Instruction
Search the records below for the word "静态三维" and show every line where it occurs.

--- Data for processing ---

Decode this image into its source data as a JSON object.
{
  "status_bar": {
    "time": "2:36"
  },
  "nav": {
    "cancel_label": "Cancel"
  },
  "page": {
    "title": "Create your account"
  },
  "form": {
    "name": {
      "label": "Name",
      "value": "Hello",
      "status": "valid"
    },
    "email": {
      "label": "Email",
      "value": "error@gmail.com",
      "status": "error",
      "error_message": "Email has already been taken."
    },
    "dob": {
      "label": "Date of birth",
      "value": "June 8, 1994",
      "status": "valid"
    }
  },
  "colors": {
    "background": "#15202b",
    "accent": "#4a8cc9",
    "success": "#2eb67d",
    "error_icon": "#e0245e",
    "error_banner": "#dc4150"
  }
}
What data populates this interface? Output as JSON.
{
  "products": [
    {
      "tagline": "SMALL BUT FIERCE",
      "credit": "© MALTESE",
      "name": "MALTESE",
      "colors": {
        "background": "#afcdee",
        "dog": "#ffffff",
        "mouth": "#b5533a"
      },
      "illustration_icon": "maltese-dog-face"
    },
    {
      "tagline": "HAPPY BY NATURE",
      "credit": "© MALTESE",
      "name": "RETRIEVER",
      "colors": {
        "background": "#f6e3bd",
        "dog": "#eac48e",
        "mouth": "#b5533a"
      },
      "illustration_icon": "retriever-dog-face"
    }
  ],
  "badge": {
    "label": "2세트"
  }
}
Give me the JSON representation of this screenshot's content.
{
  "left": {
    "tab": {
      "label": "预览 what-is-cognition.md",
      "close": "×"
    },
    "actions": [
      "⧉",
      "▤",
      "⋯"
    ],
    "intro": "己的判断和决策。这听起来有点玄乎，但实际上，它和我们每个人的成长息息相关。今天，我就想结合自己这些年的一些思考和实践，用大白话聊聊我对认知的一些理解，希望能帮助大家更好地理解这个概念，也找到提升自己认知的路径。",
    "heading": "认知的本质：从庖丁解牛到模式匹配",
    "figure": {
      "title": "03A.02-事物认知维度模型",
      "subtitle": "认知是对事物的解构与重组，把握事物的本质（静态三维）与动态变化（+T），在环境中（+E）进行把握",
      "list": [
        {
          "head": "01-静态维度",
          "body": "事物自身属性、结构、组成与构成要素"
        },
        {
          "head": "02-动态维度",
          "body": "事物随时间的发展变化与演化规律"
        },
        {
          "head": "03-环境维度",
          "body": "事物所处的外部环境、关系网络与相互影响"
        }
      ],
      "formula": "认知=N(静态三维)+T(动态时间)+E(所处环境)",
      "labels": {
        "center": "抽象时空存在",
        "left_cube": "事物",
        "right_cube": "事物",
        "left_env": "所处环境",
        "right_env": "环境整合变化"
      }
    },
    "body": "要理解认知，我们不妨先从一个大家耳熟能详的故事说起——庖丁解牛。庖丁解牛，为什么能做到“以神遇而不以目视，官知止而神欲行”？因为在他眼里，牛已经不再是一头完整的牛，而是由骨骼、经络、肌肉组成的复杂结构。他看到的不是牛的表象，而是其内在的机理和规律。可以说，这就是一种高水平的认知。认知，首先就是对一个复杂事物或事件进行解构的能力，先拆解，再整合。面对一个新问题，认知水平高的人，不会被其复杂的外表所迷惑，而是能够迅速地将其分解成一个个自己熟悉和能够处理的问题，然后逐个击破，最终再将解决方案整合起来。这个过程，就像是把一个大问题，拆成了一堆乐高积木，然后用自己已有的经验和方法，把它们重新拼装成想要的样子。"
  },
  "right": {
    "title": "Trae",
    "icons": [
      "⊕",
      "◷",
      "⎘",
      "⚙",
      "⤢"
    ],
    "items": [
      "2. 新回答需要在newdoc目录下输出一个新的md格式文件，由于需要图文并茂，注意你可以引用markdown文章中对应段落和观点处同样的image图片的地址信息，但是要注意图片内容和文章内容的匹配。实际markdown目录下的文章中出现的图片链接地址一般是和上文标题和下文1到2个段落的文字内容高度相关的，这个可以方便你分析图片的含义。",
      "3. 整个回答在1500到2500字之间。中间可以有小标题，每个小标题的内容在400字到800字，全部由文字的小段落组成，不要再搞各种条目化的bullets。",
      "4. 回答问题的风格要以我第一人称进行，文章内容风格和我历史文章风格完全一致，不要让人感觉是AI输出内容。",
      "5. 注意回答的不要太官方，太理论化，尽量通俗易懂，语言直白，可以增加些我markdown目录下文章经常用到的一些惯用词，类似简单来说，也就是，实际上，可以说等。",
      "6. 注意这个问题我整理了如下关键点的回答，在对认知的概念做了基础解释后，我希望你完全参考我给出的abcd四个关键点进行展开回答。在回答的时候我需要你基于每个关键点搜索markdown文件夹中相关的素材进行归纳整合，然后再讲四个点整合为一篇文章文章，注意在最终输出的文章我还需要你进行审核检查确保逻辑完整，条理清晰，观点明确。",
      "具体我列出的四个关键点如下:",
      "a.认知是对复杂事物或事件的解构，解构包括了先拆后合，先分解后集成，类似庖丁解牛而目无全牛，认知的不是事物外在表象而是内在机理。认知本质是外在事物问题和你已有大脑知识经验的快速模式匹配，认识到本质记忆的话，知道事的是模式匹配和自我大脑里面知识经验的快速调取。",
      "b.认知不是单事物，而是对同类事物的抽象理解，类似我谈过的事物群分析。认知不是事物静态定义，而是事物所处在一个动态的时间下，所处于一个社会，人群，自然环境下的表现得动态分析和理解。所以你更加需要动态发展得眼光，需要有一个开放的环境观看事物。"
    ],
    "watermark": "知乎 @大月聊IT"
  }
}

---

Solution to the exercise
      "subtitle": "认知是对事物的解构与重组，把握事物的本质（静态三维）与动态变化（+T），在环境中（+E）进行把握",
      "formula": "认知=N(静态三维)+T(动态时间)+E(所处环境)",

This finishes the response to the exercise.